== What the exercise asks ==
Copy out each line of the material below that holds the string "distance".

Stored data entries
--- Start ---

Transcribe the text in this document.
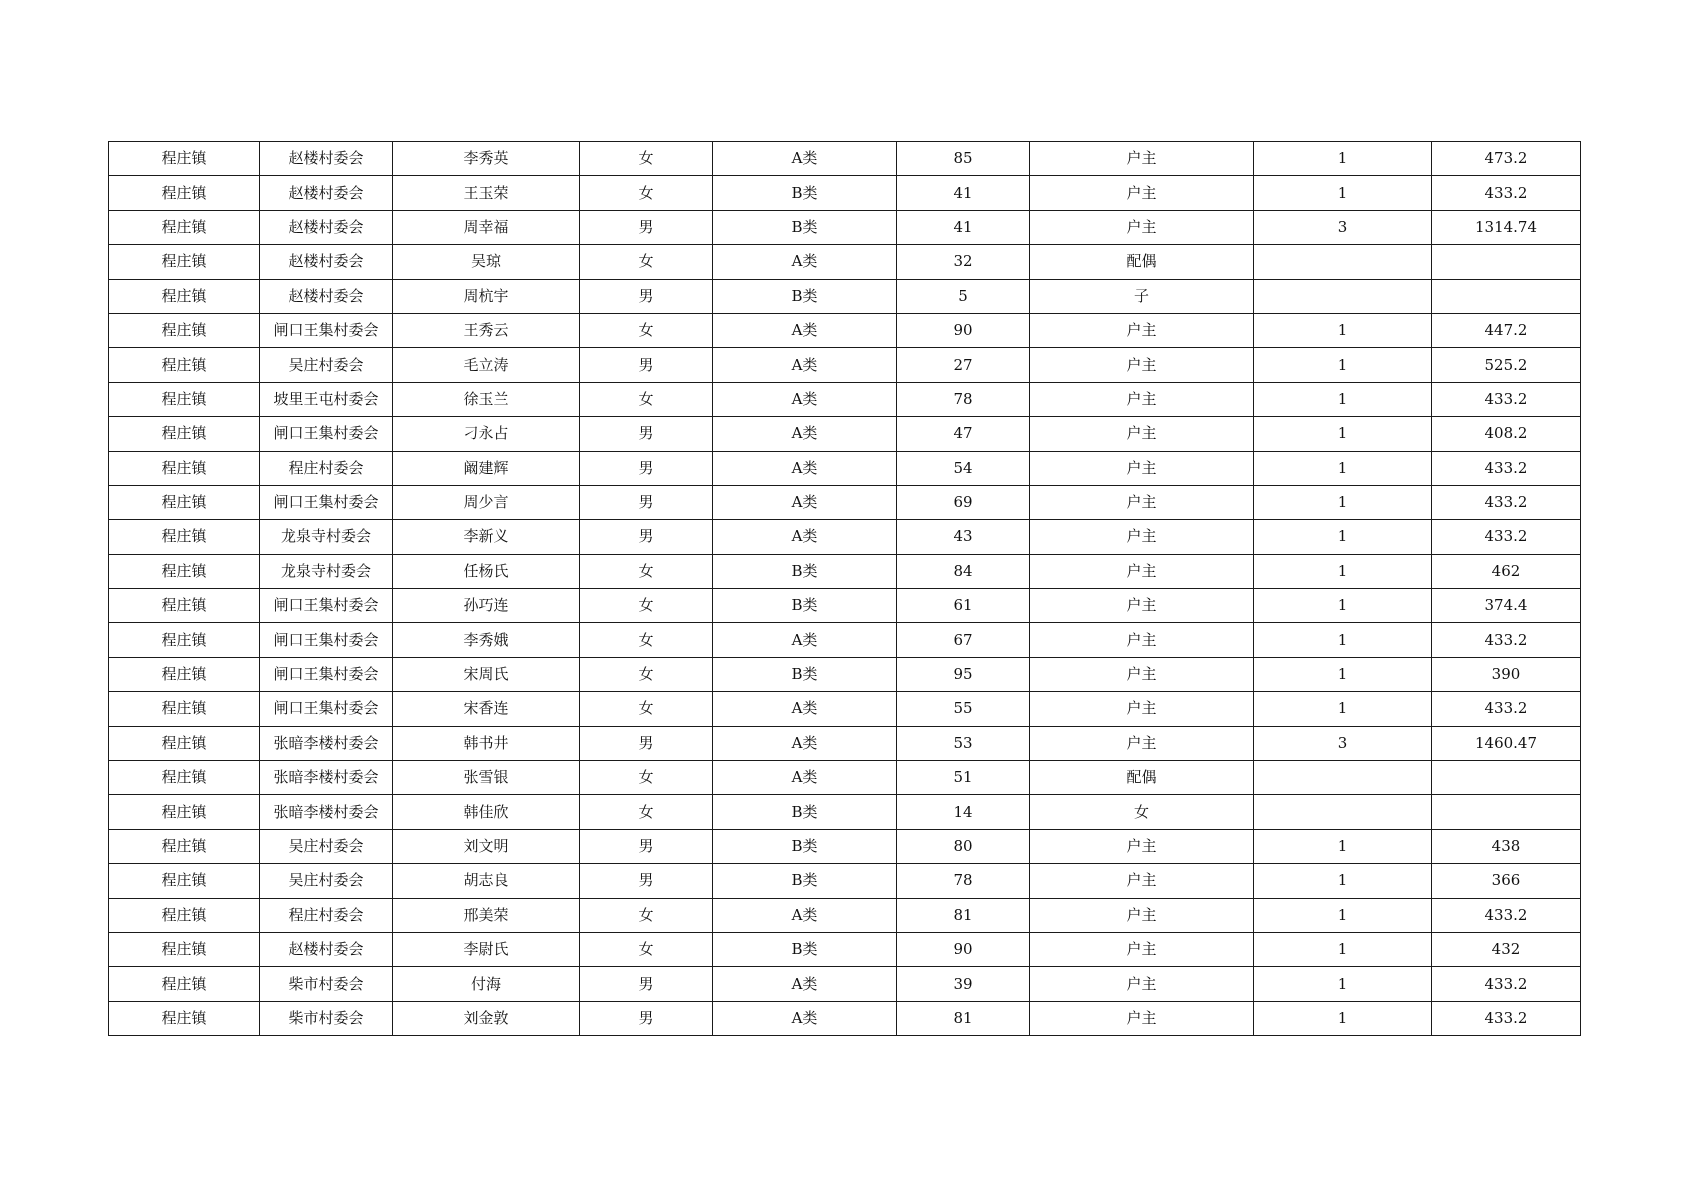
程庄镇	赵楼村委会	李秀英	女	A类	85	户主	1	473.2
程庄镇	赵楼村委会	王玉荣	女	B类	41	户主	1	433.2
程庄镇	赵楼村委会	周幸福	男	B类	41	户主	3	1314.74
程庄镇	赵楼村委会	吴琼	女	A类	32	配偶		
程庄镇	赵楼村委会	周杭宇	男	B类	5	子		
程庄镇	闸口王集村委会	王秀云	女	A类	90	户主	1	447.2
程庄镇	吴庄村委会	毛立涛	男	A类	27	户主	1	525.2
程庄镇	坡里王屯村委会	徐玉兰	女	A类	78	户主	1	433.2
程庄镇	闸口王集村委会	刁永占	男	A类	47	户主	1	408.2
程庄镇	程庄村委会	阚建辉	男	A类	54	户主	1	433.2
程庄镇	闸口王集村委会	周少言	男	A类	69	户主	1	433.2
程庄镇	龙泉寺村委会	李新义	男	A类	43	户主	1	433.2
程庄镇	龙泉寺村委会	任杨氏	女	B类	84	户主	1	462
程庄镇	闸口王集村委会	孙巧连	女	B类	61	户主	1	374.4
程庄镇	闸口王集村委会	李秀娥	女	A类	67	户主	1	433.2
程庄镇	闸口王集村委会	宋周氏	女	B类	95	户主	1	390
程庄镇	闸口王集村委会	宋香连	女	A类	55	户主	1	433.2
程庄镇	张暗李楼村委会	韩书井	男	A类	53	户主	3	1460.47
程庄镇	张暗李楼村委会	张雪银	女	A类	51	配偶		
程庄镇	张暗李楼村委会	韩佳欣	女	B类	14	女		
程庄镇	吴庄村委会	刘文明	男	B类	80	户主	1	438
程庄镇	吴庄村委会	胡志良	男	B类	78	户主	1	366
程庄镇	程庄村委会	邢美荣	女	A类	81	户主	1	433.2
程庄镇	赵楼村委会	李尉氏	女	B类	90	户主	1	432
程庄镇	柴市村委会	付海	男	A类	39	户主	1	433.2
程庄镇	柴市村委会	刘金敦	男	A类	81	户主	1	433.2
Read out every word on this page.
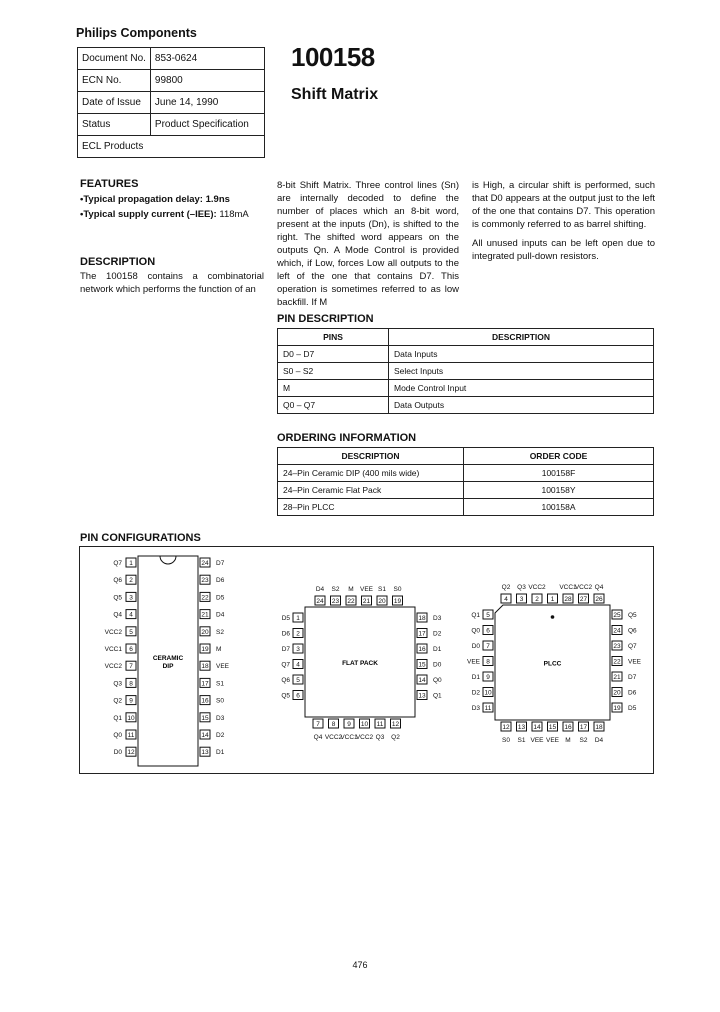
Philips Components
Document No.	853-0624
ECN No.	99800
Date of Issue	June 14, 1990
Status	Product Specification
ECL Products	
100158
Shift Matrix
FEATURES
•Typical propagation delay: 1.9ns
•Typical supply current (–IEE): 118mA
DESCRIPTION
The 100158 contains a combinatorial network which performs the function of an
8-bit Shift Matrix. Three control lines (Sn) are internally decoded to define the number of places which an 8-bit word, present at the inputs (Dn), is shifted to the right. The shifted word appears on the outputs Qn. A Mode Control is provided which, if Low, forces Low all outputs to the left of the one that contains D7. This operation is sometimes referred to as low backfill. If M
is High, a circular shift is performed, such that D0 appears at the output just to the left of the one that contains D7. This operation is commonly referred to as barrel shifting.
All unused inputs can be left open due to integrated pull-down resistors.
PIN DESCRIPTION
PINS	DESCRIPTION
D0 – D7	Data Inputs
S0 – S2	Select Inputs
M	Mode Control Input
Q0 – Q7	Data Outputs
ORDERING INFORMATION
DESCRIPTION	ORDER CODE
24–Pin Ceramic DIP (400 mils wide)	100158F
24–Pin Ceramic Flat Pack	100158Y
28–Pin PLCC	100158A
PIN CONFIGURATIONS
1
Q7
2
Q6
3
Q5
4
Q4
5
VCC2
6
VCC1
7
VCC2
8
Q3
9
Q2
10
Q1
11
Q0
12
D0
24 D7
23 D6
22 D5
21 D4
20 S2
19 M
18 VEE
17 S1
16 S0
15 D3
14 D2
13 D1
CERAMIC
DIP
24
D4
23
S2
22
M
21
VEE
20
S1
19
S0
7
Q4
8
VCC2
9
VCC1
10
VCC2
11
Q3
12
Q2
1
D5
2
D6
3
D7
4
Q7
5
Q6
6
Q5
18 D3
17 D2
16 D1
15 D0
14 Q0
13 Q1
FLAT PACK
4
Q2
3
Q3
2
VCC2
1 28
VCC1
27
VCC2
26
Q4
12
S0
13
S1
14
VEE
15
VEE
16
M
17
S2
18
D4
5
Q1
6
Q0
7
D0
8
VEE
9
D1
10
D2
11
D3
25 Q5
24 Q6
23 Q7
22 VEE
21 D7
20 D6
19 D5
PLCC
476
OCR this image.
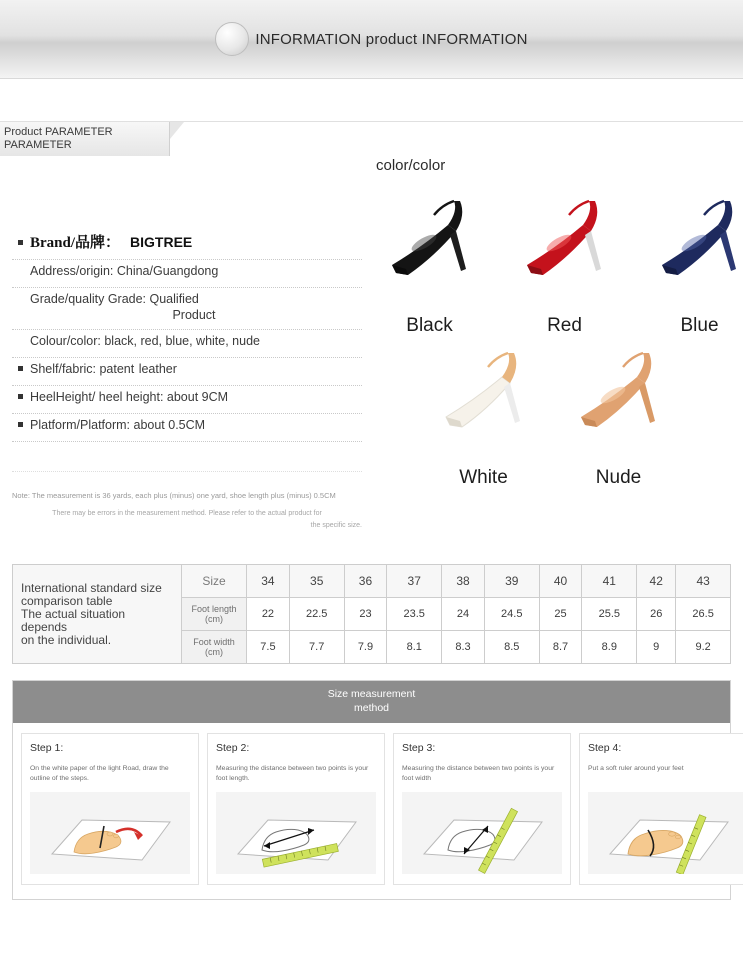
INFORMATION product INFORMATION
Product PARAMETER
PARAMETER
Brand/品牌： BIGTREE
Address/origin: China/Guangdong
Grade/quality Grade: Qualified
Product
Colour/color: black, red, blue, white, nude
Shelf/fabric: patent leather
HeelHeight/ heel height: about 9CM
Platform/Platform: about 0.5CM
Note: The measurement is 36 yards, each plus (minus) one yard, shoe length plus (minus) 0.5CM
There may be errors in the measurement method. Please refer to the actual product for
the specific size.
color/color
Black	Red	Blue
White	Nude
International standard size
comparison table
The actual situation depends
on the individual.	Size	34	35	36	37	38	39	40	41	42	43
	Foot length (cm)	22	22.5	23	23.5	24	24.5	25	25.5	26	26.5
	Foot width (cm)	7.5	7.7	7.9	8.1	8.3	8.5	8.7	8.9	9	9.2
Size measurement
method
Step 1:
On the white paper of the light Road, draw the outline of the steps.
Step 2:
Measuring the distance between two points is your foot length.
Step 3:
Measuring the distance between two points is your foot width
Step 4:
Put a soft ruler around your feet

--- End ---

== Exercise output ==
Measuring the distance between two points is your foot length.
Measuring the distance between two points is your foot width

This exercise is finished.